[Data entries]
........
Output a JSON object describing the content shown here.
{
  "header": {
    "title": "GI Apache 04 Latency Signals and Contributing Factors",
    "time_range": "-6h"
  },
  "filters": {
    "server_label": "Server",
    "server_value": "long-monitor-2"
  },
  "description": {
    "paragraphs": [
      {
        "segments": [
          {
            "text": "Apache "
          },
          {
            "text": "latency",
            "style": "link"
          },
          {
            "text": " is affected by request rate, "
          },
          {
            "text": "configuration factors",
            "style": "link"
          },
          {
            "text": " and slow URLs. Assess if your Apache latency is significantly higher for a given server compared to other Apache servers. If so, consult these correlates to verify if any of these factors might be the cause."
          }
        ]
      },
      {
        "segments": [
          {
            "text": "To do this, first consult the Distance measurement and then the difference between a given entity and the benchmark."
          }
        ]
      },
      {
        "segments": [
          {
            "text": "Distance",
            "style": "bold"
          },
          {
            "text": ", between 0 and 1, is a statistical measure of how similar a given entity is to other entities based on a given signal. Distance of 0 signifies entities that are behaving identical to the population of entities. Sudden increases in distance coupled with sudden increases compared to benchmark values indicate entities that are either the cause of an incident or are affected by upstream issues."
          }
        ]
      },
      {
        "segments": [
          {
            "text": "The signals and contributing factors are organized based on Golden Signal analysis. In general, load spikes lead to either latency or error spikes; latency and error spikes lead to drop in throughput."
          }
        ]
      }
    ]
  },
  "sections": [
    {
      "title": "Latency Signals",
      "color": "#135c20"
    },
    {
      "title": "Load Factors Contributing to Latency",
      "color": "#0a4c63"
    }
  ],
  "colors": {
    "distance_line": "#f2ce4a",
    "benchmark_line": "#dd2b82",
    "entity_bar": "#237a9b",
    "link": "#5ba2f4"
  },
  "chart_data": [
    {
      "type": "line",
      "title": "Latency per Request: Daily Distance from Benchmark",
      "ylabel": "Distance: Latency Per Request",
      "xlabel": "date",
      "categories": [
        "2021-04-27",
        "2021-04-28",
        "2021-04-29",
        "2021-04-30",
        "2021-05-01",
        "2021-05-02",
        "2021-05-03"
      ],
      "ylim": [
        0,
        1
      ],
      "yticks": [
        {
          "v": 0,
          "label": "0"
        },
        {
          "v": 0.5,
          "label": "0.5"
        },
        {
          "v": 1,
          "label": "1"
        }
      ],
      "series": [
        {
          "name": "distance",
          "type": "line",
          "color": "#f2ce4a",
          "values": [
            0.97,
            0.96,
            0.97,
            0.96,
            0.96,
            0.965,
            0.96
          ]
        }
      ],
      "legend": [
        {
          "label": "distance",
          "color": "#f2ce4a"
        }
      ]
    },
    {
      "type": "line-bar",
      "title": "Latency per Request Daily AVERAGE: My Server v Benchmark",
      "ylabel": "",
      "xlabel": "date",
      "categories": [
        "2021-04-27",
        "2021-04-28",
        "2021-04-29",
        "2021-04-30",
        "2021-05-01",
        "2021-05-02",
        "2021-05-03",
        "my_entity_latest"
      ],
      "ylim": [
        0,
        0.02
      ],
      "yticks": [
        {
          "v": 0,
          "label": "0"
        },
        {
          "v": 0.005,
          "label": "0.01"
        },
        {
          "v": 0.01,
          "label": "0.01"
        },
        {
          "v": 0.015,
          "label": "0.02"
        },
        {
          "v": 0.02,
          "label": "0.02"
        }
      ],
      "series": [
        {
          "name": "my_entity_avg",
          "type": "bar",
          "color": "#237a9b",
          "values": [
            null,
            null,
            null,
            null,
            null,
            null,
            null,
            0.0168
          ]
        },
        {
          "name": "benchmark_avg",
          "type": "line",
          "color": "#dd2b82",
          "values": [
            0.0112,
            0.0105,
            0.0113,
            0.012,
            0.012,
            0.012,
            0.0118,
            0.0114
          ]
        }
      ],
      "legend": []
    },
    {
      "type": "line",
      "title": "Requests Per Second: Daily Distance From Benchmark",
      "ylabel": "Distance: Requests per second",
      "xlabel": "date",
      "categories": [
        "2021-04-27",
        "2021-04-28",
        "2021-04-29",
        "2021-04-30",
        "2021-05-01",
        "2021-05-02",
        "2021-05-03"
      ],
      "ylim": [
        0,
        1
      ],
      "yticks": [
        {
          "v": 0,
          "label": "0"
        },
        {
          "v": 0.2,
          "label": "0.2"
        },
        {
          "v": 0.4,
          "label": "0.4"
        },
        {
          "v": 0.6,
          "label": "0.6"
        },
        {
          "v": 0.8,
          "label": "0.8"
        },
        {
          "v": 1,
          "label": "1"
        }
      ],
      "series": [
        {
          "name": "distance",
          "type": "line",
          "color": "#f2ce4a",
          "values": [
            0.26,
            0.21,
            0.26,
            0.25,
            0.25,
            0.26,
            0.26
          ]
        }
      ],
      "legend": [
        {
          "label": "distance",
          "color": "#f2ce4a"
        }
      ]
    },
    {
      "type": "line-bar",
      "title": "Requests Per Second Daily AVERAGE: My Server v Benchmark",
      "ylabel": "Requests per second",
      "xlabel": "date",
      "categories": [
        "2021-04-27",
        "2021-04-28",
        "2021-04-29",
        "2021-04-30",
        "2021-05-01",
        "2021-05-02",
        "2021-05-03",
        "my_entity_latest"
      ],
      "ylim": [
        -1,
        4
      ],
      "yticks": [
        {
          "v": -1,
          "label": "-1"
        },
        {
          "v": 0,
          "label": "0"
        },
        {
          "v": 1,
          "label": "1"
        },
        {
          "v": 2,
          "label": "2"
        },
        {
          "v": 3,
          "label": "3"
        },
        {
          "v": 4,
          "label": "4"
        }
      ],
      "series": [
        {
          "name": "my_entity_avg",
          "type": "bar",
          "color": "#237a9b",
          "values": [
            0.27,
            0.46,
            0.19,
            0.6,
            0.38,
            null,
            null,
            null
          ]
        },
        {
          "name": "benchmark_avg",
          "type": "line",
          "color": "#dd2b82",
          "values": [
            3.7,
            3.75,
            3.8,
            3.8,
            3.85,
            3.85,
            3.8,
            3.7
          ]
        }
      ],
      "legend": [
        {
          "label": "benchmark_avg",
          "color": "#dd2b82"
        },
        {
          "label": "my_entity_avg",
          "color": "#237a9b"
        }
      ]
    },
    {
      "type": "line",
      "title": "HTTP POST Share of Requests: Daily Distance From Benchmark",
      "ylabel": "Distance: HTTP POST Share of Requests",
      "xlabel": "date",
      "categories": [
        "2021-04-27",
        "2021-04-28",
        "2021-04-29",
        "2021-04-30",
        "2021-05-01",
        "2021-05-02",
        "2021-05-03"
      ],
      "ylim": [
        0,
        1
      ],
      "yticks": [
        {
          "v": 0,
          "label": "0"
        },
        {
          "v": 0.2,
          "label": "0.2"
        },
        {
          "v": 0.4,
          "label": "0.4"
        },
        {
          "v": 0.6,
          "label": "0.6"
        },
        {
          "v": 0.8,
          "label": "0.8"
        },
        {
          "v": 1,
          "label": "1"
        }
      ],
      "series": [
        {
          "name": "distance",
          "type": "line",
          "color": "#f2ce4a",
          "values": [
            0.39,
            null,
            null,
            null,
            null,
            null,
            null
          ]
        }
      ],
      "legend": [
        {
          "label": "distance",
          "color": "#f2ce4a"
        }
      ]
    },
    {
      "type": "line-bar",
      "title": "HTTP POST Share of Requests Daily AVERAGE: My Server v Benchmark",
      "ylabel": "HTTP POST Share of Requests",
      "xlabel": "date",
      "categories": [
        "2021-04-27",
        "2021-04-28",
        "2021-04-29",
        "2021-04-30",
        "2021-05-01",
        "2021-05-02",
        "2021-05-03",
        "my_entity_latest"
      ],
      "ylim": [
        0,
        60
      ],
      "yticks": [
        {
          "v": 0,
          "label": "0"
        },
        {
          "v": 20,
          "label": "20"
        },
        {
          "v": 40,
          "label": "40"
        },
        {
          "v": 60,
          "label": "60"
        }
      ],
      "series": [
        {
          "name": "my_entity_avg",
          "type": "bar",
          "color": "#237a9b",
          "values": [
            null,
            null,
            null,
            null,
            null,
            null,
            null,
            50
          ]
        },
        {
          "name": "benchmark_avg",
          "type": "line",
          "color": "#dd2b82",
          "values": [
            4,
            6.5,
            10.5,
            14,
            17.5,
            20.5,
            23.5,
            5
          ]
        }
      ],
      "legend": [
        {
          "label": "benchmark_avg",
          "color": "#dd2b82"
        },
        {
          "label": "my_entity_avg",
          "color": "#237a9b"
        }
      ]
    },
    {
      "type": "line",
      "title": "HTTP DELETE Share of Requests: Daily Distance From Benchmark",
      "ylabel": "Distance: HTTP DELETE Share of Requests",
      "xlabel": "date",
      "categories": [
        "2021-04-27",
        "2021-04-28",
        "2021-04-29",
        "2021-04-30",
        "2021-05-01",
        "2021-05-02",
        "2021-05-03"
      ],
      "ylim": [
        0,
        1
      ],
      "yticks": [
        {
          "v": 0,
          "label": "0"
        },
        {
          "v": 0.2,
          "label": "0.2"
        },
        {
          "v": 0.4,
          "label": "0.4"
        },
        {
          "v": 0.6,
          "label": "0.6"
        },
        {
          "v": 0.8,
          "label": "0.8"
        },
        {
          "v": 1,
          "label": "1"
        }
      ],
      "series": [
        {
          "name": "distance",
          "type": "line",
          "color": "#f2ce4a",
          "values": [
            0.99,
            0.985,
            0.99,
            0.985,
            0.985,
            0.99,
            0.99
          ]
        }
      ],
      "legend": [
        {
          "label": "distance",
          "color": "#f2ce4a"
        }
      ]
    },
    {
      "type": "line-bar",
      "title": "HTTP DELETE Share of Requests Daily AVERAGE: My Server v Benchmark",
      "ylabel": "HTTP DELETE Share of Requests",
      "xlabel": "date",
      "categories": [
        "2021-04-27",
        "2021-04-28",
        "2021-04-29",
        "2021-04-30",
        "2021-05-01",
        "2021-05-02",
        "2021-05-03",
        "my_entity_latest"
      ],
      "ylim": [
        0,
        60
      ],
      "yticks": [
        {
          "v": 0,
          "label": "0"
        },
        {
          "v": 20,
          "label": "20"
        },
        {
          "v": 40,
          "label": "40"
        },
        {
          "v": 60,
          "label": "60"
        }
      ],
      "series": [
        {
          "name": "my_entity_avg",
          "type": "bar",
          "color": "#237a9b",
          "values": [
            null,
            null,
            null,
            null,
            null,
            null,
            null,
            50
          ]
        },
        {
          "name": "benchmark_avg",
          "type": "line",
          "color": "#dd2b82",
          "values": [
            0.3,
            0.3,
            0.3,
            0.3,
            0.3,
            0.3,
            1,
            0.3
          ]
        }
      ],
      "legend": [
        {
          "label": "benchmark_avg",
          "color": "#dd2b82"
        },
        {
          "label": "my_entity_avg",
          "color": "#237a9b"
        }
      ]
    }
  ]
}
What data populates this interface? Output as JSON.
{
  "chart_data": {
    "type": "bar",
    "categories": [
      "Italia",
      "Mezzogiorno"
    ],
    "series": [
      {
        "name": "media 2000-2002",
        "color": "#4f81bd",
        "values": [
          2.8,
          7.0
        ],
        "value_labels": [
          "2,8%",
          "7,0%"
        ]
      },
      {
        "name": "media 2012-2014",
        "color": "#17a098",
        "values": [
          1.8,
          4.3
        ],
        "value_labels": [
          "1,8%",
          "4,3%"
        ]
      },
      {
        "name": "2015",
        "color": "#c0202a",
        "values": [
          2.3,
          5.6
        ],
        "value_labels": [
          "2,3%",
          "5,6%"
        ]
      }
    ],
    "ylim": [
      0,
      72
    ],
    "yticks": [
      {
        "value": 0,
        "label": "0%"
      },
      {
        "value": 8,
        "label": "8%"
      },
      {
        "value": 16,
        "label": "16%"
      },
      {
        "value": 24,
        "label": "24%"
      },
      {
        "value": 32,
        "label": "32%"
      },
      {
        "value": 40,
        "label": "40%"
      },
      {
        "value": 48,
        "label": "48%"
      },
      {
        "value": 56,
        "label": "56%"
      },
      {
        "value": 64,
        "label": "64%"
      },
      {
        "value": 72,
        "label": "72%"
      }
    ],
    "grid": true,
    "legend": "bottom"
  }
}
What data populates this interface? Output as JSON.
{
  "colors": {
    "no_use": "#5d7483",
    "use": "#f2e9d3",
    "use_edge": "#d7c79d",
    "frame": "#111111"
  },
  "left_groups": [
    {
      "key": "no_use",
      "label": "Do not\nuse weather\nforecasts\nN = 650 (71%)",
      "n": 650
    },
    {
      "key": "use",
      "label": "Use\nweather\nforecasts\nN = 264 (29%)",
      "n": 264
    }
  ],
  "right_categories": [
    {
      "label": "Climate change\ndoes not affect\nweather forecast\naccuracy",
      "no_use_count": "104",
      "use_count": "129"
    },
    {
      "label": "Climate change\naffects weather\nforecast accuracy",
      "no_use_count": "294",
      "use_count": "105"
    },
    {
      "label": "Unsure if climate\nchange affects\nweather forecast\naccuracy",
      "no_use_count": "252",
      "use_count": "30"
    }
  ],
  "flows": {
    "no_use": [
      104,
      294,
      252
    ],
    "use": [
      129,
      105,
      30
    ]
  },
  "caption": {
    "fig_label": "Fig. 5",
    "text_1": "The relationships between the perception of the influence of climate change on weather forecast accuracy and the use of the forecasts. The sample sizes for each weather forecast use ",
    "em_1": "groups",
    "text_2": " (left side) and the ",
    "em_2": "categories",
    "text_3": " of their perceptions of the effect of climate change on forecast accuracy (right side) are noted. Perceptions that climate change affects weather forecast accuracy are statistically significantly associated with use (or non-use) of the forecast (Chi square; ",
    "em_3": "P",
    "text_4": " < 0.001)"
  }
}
........
Your task is to gather all lines from the entries above that hold the word "either".

            "text": ", between 0 and 1, is a statistical measure of how similar a given entity is to other entities based on a given signal. Distance of 0 signifies entities that are behaving identical to the population of entities. Sudden increases in distance coupled with sudden increases compared to benchmark values indicate entities that are either the cause of an incident or are affected by upstream issues."
            "text": "The signals and contributing factors are organized based on Golden Signal analysis. In general, load spikes lead to either latency or error spikes; latency and error spikes lead to drop in throughput."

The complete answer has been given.